JOB: Report how many lines contain "value", with no other words.

SUPPLIED DATA:
-- Begin --
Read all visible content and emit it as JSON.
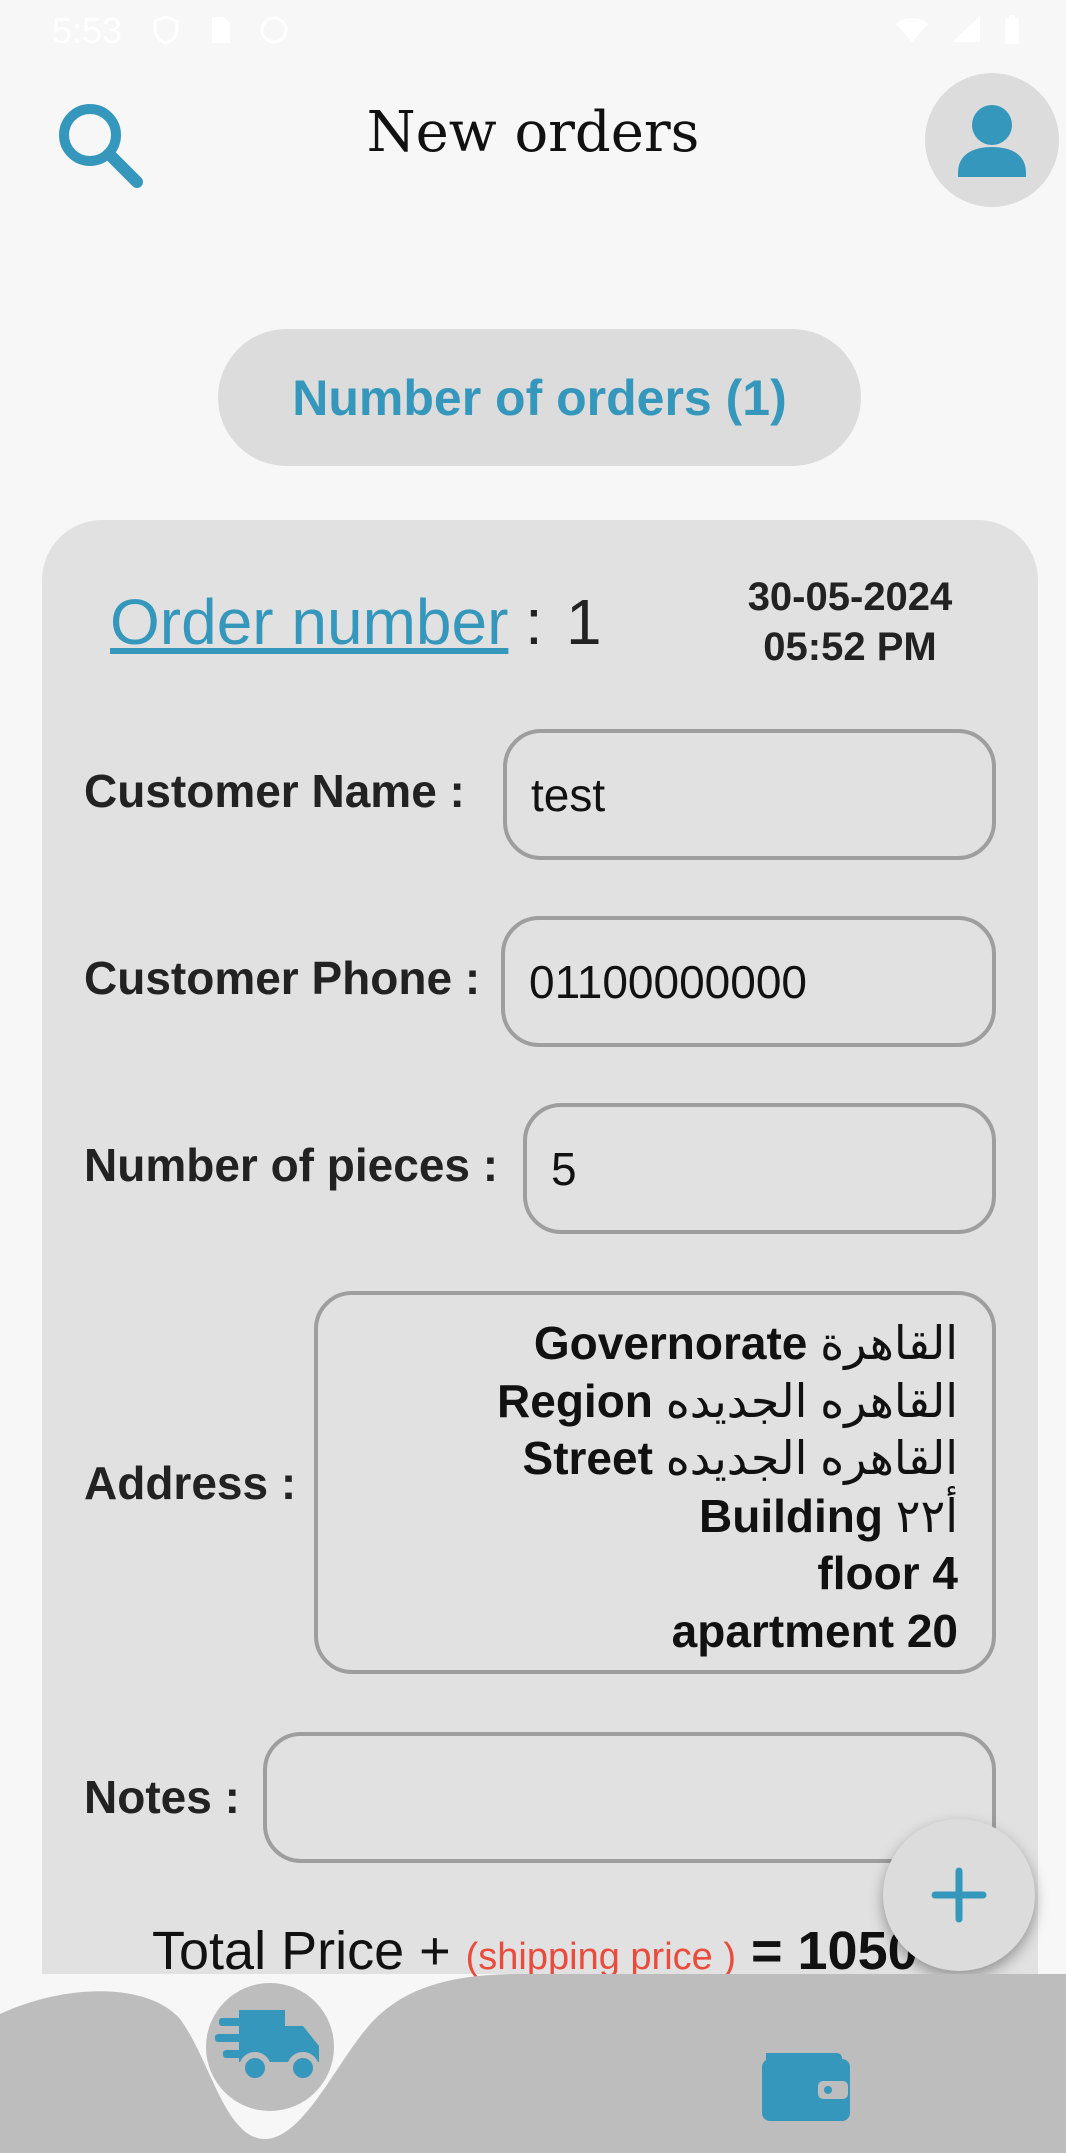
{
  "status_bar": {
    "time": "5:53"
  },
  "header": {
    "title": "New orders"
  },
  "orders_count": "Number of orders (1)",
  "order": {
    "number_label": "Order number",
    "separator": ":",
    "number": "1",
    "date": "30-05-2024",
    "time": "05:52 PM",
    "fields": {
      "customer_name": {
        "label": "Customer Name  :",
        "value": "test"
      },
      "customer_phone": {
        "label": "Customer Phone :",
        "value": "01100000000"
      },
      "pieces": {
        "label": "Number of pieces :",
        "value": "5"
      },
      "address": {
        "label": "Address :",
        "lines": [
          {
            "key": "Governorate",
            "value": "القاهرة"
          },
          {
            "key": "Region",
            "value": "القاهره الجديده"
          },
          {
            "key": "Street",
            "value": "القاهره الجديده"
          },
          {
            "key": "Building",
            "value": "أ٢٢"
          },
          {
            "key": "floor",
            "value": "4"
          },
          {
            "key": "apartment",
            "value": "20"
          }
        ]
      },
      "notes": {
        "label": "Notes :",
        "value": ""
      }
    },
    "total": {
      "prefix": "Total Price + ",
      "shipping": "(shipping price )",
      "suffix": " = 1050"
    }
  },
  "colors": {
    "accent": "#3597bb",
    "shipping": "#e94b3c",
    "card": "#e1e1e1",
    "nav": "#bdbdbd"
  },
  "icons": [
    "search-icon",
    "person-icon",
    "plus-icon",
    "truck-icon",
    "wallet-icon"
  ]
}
-- End --
SOLVED PROBLEM: 10